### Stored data

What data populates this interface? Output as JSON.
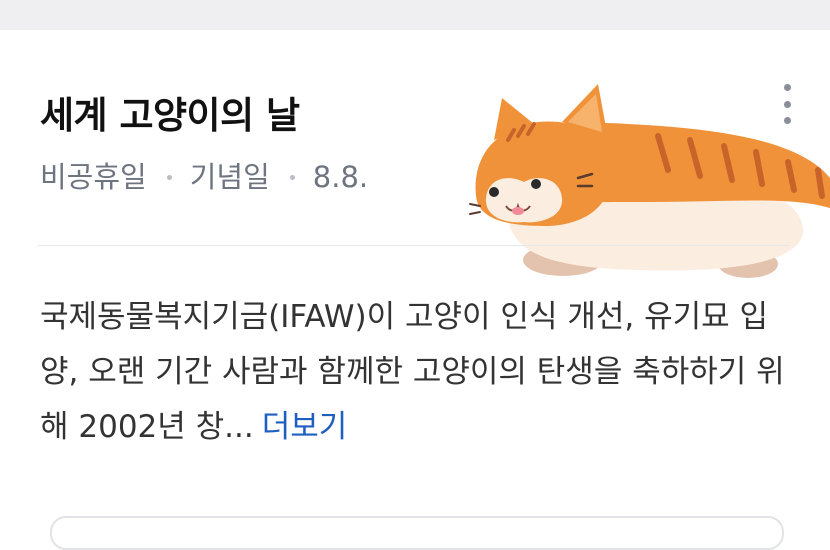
{
  "card": {
    "title": "세계 고양이의 날",
    "meta": {
      "category": "비공휴일",
      "type": "기념일",
      "date": "8.8."
    },
    "description": "국제동물복지기금(IFAW)이 고양이 인식 개선, 유기묘 입양, 오랜 기간 사람과 함께한 고양이의 탄생을 축하하기 위해 2002년 창...",
    "more_label": "더보기",
    "menu_icon": "more-vertical-icon",
    "illustration": "orange-tabby-cat-illustration"
  },
  "colors": {
    "title": "#111111",
    "meta": "#6e7480",
    "link": "#1f5fbf",
    "cat_orange": "#f0923a",
    "cat_cream": "#fbeee0"
  }
}
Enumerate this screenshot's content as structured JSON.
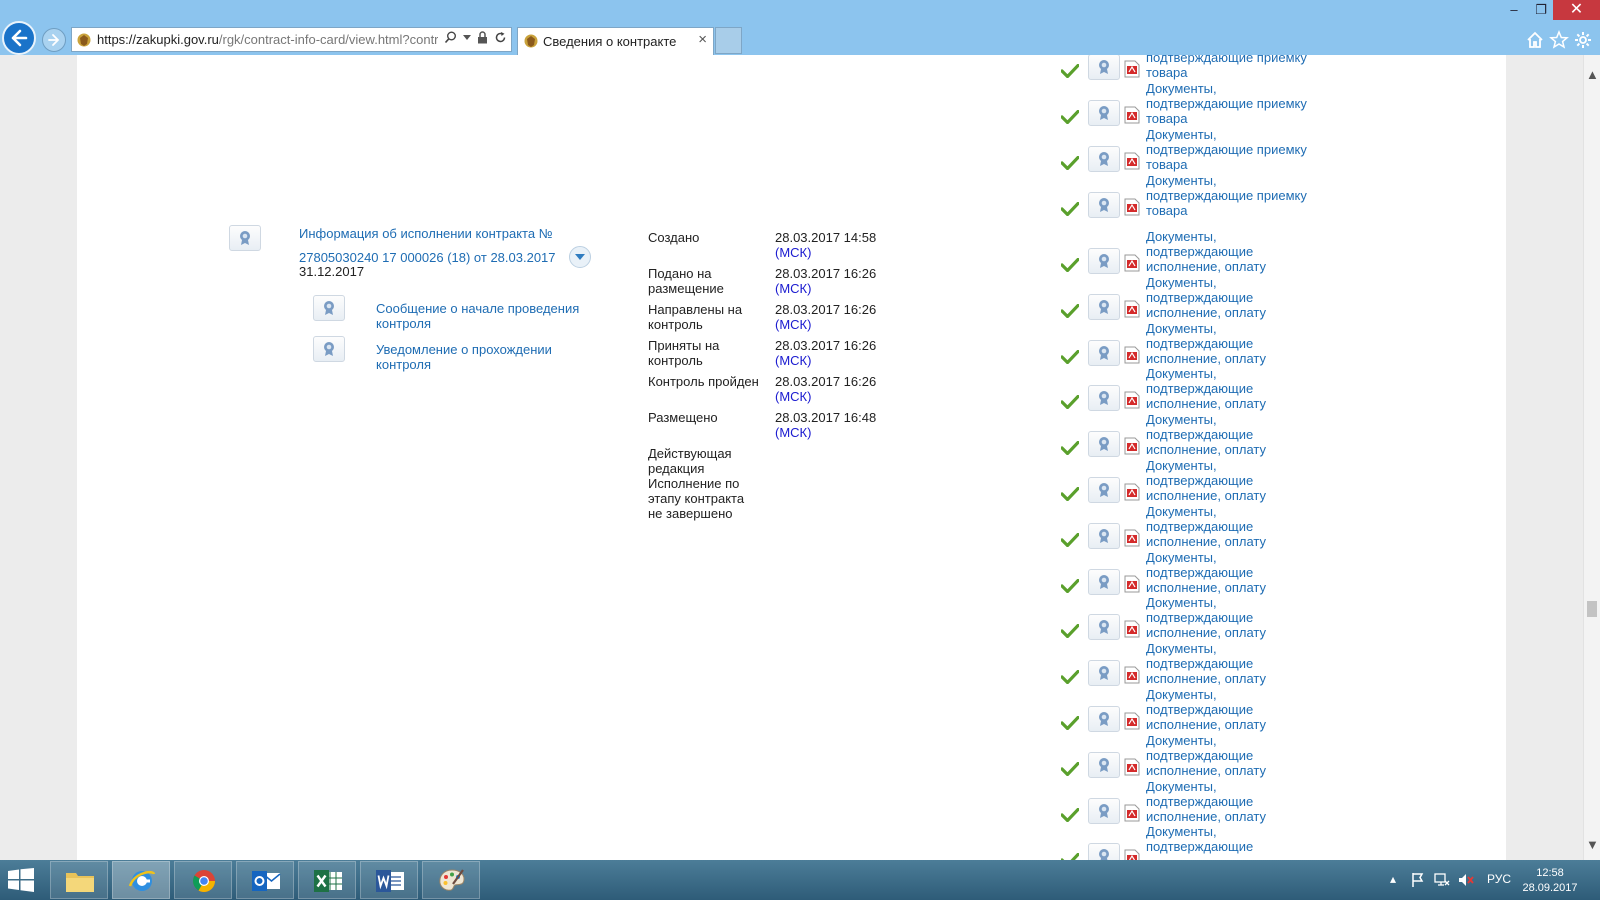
{
  "browser": {
    "url_host": "https://zakupki.gov.ru",
    "url_path": "/rgk/contract-info-card/view.html?contrac",
    "tab_title": "Сведения о контракте",
    "tab_close": "×"
  },
  "info": {
    "title": "Информация об исполнении контракта № 27805030240 17 000026 (18) от 28.03.2017",
    "date": "31.12.2017",
    "subdocs": [
      "Сообщение о начале проведения контроля",
      "Уведомление о прохождении контроля"
    ]
  },
  "statuses": [
    {
      "label": "Создано",
      "time": "28.03.2017 14:58",
      "tz": "(МСК)"
    },
    {
      "label": "Подано на размещение",
      "time": "28.03.2017 16:26",
      "tz": "(МСК)"
    },
    {
      "label": "Направлены на контроль",
      "time": "28.03.2017 16:26",
      "tz": "(МСК)"
    },
    {
      "label": "Приняты на контроль",
      "time": "28.03.2017 16:26",
      "tz": "(МСК)"
    },
    {
      "label": "Контроль пройден",
      "time": "28.03.2017 16:26",
      "tz": "(МСК)"
    },
    {
      "label": "Размещено",
      "time": "28.03.2017 16:48",
      "tz": "(МСК)"
    }
  ],
  "current_edition": "Действующая редакция",
  "stage_status": "Исполнение по этапу контракта не завершено",
  "documents": {
    "top_group": [
      "подтверждающие приемку товара",
      "Документы, подтверждающие приемку товара",
      "Документы, подтверждающие приемку товара",
      "Документы, подтверждающие приемку товара"
    ],
    "payment_group": [
      "Документы, подтверждающие исполнение, оплату",
      "Документы, подтверждающие исполнение, оплату",
      "Документы, подтверждающие исполнение, оплату",
      "Документы, подтверждающие исполнение, оплату",
      "Документы, подтверждающие исполнение, оплату",
      "Документы, подтверждающие исполнение, оплату",
      "Документы, подтверждающие исполнение, оплату",
      "Документы, подтверждающие исполнение, оплату",
      "Документы, подтверждающие исполнение, оплату",
      "Документы, подтверждающие исполнение, оплату",
      "Документы, подтверждающие исполнение, оплату",
      "Документы, подтверждающие исполнение, оплату",
      "Документы, подтверждающие исполнение, оплату",
      "Документы, подтверждающие"
    ]
  },
  "taskbar": {
    "language": "РУС",
    "time": "12:58",
    "date": "28.09.2017"
  },
  "colors": {
    "link": "#1e6cb3",
    "msk": "#1a1ad0",
    "check": "#5aa02c",
    "pdf": "#d42b2b",
    "titlebar": "#8cc4ee"
  }
}
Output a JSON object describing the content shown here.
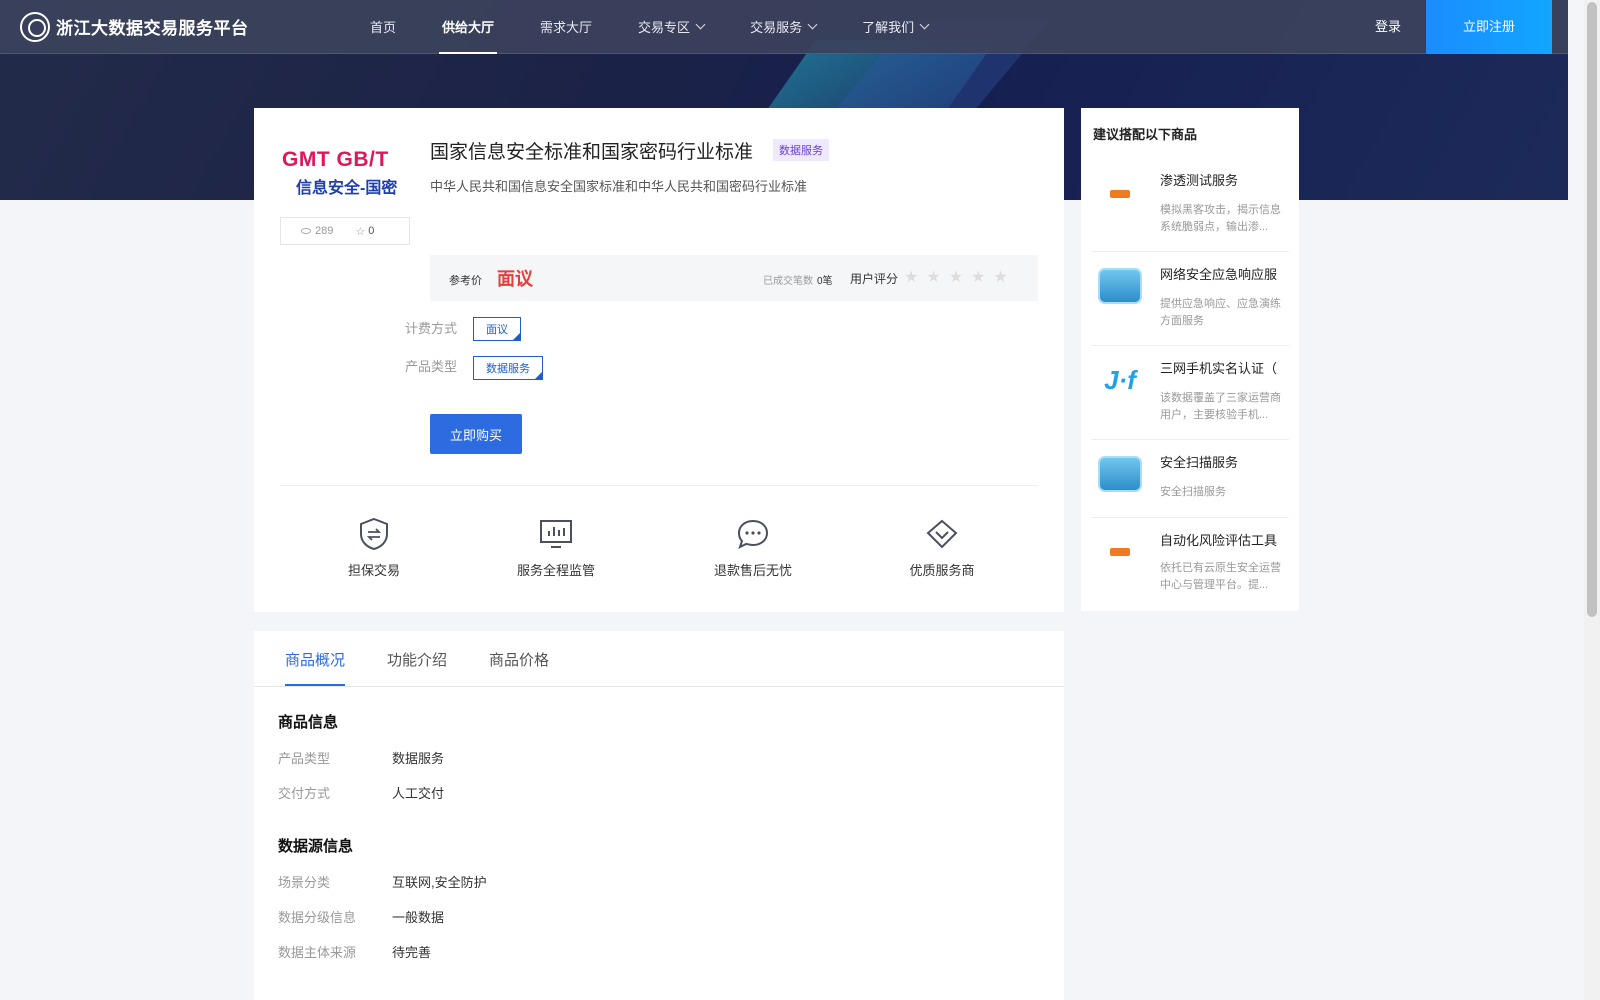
{
  "header": {
    "brand": "浙江大数据交易服务平台",
    "nav": [
      {
        "label": "首页",
        "dropdown": false,
        "active": false
      },
      {
        "label": "供给大厅",
        "dropdown": false,
        "active": true
      },
      {
        "label": "需求大厅",
        "dropdown": false,
        "active": false
      },
      {
        "label": "交易专区",
        "dropdown": true,
        "active": false
      },
      {
        "label": "交易服务",
        "dropdown": true,
        "active": false
      },
      {
        "label": "了解我们",
        "dropdown": true,
        "active": false
      }
    ],
    "login": "登录",
    "register": "立即注册"
  },
  "product": {
    "logo_line1": "GMT   GB/T",
    "logo_line2": "信息安全-国密",
    "views": "289",
    "favorites": "0",
    "title": "国家信息安全标准和国家密码行业标准",
    "badge": "数据服务",
    "subtitle": "中华人民共和国信息安全国家标准和中华人民共和国密码行业标准",
    "price_label": "参考价",
    "price_value": "面议",
    "deals_label": "已成交笔数",
    "deals_value": "0笔",
    "rating_label": "用户评分",
    "rating_stars": "★★★★★",
    "billing_label": "计费方式",
    "billing_value": "面议",
    "type_label": "产品类型",
    "type_value": "数据服务",
    "buy_button": "立即购买",
    "features": [
      "担保交易",
      "服务全程监管",
      "退款售后无忧",
      "优质服务商"
    ]
  },
  "sidebar": {
    "title": "建议搭配以下商品",
    "items": [
      {
        "name": "渗透测试服务",
        "desc": "模拟黑客攻击，揭示信息系统脆弱点，输出渗...",
        "thumb": "orange-logo"
      },
      {
        "name": "网络安全应急响应服",
        "desc": "提供应急响应、应急演练方面服务",
        "thumb": "cloud-badge"
      },
      {
        "name": "三网手机实名认证（",
        "desc": "该数据覆盖了三家运营商用户，主要核验手机...",
        "thumb": "jf-logo"
      },
      {
        "name": "安全扫描服务",
        "desc": "安全扫描服务",
        "thumb": "cloud-badge"
      },
      {
        "name": "自动化风险评估工具",
        "desc": "依托已有云原生安全运营中心与管理平台。提...",
        "thumb": "orange-logo"
      }
    ]
  },
  "tabs": [
    "商品概况",
    "功能介绍",
    "商品价格"
  ],
  "overview": {
    "product_info_title": "商品信息",
    "product_info": [
      {
        "k": "产品类型",
        "v": "数据服务"
      },
      {
        "k": "交付方式",
        "v": "人工交付"
      }
    ],
    "source_info_title": "数据源信息",
    "source_info": [
      {
        "k": "场景分类",
        "v": "互联网,安全防护"
      },
      {
        "k": "数据分级信息",
        "v": "一般数据"
      },
      {
        "k": "数据主体来源",
        "v": "待完善"
      }
    ]
  },
  "colors": {
    "accent": "#2c6be0",
    "price": "#e53e3e",
    "register": "#1a8cff"
  }
}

### Given problem
The records shown above are to be repeated exactly, with the pictures left out.

### Output below
What data populates this interface? Output as JSON.
{
  "card": {
    "title": "세계 고양이의 날",
    "meta": {
      "category": "비공휴일",
      "type": "기념일",
      "date": "8.8."
    },
    "description": "국제동물복지기금(IFAW)이 고양이 인식 개선, 유기묘 입양, 오랜 기간 사람과 함께한 고양이의 탄생을 축하하기 위해 2002년 창...",
    "more_label": "더보기",
    "menu_icon": "more-vertical-icon",
    "illustration": "orange-tabby-cat-illustration"
  },
  "colors": {
    "title": "#111111",
    "meta": "#6e7480",
    "link": "#1f5fbf",
    "cat_orange": "#f0923a",
    "cat_cream": "#fbeee0"
  }
}
Enumerate this screenshot's content as structured JSON.
{
  "browser": {
    "url_host": "https://zakupki.gov.ru",
    "url_path": "/rgk/contract-info-card/view.html?contrac",
    "tab_title": "Сведения о контракте",
    "tab_close": "×"
  },
  "info": {
    "title": "Информация об исполнении контракта № 27805030240 17 000026 (18) от 28.03.2017",
    "date": "31.12.2017",
    "subdocs": [
      "Сообщение о начале проведения контроля",
      "Уведомление о прохождении контроля"
    ]
  },
  "statuses": [
    {
      "label": "Создано",
      "time": "28.03.2017 14:58",
      "tz": "(МСК)"
    },
    {
      "label": "Подано на размещение",
      "time": "28.03.2017 16:26",
      "tz": "(МСК)"
    },
    {
      "label": "Направлены на контроль",
      "time": "28.03.2017 16:26",
      "tz": "(МСК)"
    },
    {
      "label": "Приняты на контроль",
      "time": "28.03.2017 16:26",
      "tz": "(МСК)"
    },
    {
      "label": "Контроль пройден",
      "time": "28.03.2017 16:26",
      "tz": "(МСК)"
    },
    {
      "label": "Размещено",
      "time": "28.03.2017 16:48",
      "tz": "(МСК)"
    }
  ],
  "current_edition": "Действующая редакция",
  "stage_status": "Исполнение по этапу контракта не завершено",
  "documents": {
    "top_group": [
      "подтверждающие приемку товара",
      "Документы, подтверждающие приемку товара",
      "Документы, подтверждающие приемку товара",
      "Документы, подтверждающие приемку товара"
    ],
    "payment_group": [
      "Документы, подтверждающие исполнение, оплату",
      "Документы, подтверждающие исполнение, оплату",
      "Документы, подтверждающие исполнение, оплату",
      "Документы, подтверждающие исполнение, оплату",
      "Документы, подтверждающие исполнение, оплату",
      "Документы, подтверждающие исполнение, оплату",
      "Документы, подтверждающие исполнение, оплату",
      "Документы, подтверждающие исполнение, оплату",
      "Документы, подтверждающие исполнение, оплату",
      "Документы, подтверждающие исполнение, оплату",
      "Документы, подтверждающие исполнение, оплату",
      "Документы, подтверждающие исполнение, оплату",
      "Документы, подтверждающие исполнение, оплату",
      "Документы, подтверждающие"
    ]
  },
  "taskbar": {
    "language": "РУС",
    "time": "12:58",
    "date": "28.09.2017"
  },
  "colors": {
    "link": "#1e6cb3",
    "msk": "#1a1ad0",
    "check": "#5aa02c",
    "pdf": "#d42b2b",
    "titlebar": "#8cc4ee"
  }
}
Output a JSON object describing the content shown here.
{
  "header": {
    "brand": "浙江大数据交易服务平台",
    "nav": [
      {
        "label": "首页",
        "dropdown": false,
        "active": false
      },
      {
        "label": "供给大厅",
        "dropdown": false,
        "active": true
      },
      {
        "label": "需求大厅",
        "dropdown": false,
        "active": false
      },
      {
        "label": "交易专区",
        "dropdown": true,
        "active": false
      },
      {
        "label": "交易服务",
        "dropdown": true,
        "active": false
      },
      {
        "label": "了解我们",
        "dropdown": true,
        "active": false
      }
    ],
    "login": "登录",
    "register": "立即注册"
  },
  "product": {
    "logo_line1": "GMT   GB/T",
    "logo_line2": "信息安全-国密",
    "views": "289",
    "favorites": "0",
    "title": "国家信息安全标准和国家密码行业标准",
    "badge": "数据服务",
    "subtitle": "中华人民共和国信息安全国家标准和中华人民共和国密码行业标准",
    "price_label": "参考价",
    "price_value": "面议",
    "deals_label": "已成交笔数",
    "deals_value": "0笔",
    "rating_label": "用户评分",
    "rating_stars": "★★★★★",
    "billing_label": "计费方式",
    "billing_value": "面议",
    "type_label": "产品类型",
    "type_value": "数据服务",
    "buy_button": "立即购买",
    "features": [
      "担保交易",
      "服务全程监管",
      "退款售后无忧",
      "优质服务商"
    ]
  },
  "sidebar": {
    "title": "建议搭配以下商品",
    "items": [
      {
        "name": "渗透测试服务",
        "desc": "模拟黑客攻击，揭示信息系统脆弱点，输出渗...",
        "thumb": "orange-logo"
      },
      {
        "name": "网络安全应急响应服",
        "desc": "提供应急响应、应急演练方面服务",
        "thumb": "cloud-badge"
      },
      {
        "name": "三网手机实名认证（",
        "desc": "该数据覆盖了三家运营商用户，主要核验手机...",
        "thumb": "jf-logo"
      },
      {
        "name": "安全扫描服务",
        "desc": "安全扫描服务",
        "thumb": "cloud-badge"
      },
      {
        "name": "自动化风险评估工具",
        "desc": "依托已有云原生安全运营中心与管理平台。提...",
        "thumb": "orange-logo"
      }
    ]
  },
  "tabs": [
    "商品概况",
    "功能介绍",
    "商品价格"
  ],
  "overview": {
    "product_info_title": "商品信息",
    "product_info": [
      {
        "k": "产品类型",
        "v": "数据服务"
      },
      {
        "k": "交付方式",
        "v": "人工交付"
      }
    ],
    "source_info_title": "数据源信息",
    "source_info": [
      {
        "k": "场景分类",
        "v": "互联网,安全防护"
      },
      {
        "k": "数据分级信息",
        "v": "一般数据"
      },
      {
        "k": "数据主体来源",
        "v": "待完善"
      }
    ]
  },
  "colors": {
    "accent": "#2c6be0",
    "price": "#e53e3e",
    "register": "#1a8cff"
  }
}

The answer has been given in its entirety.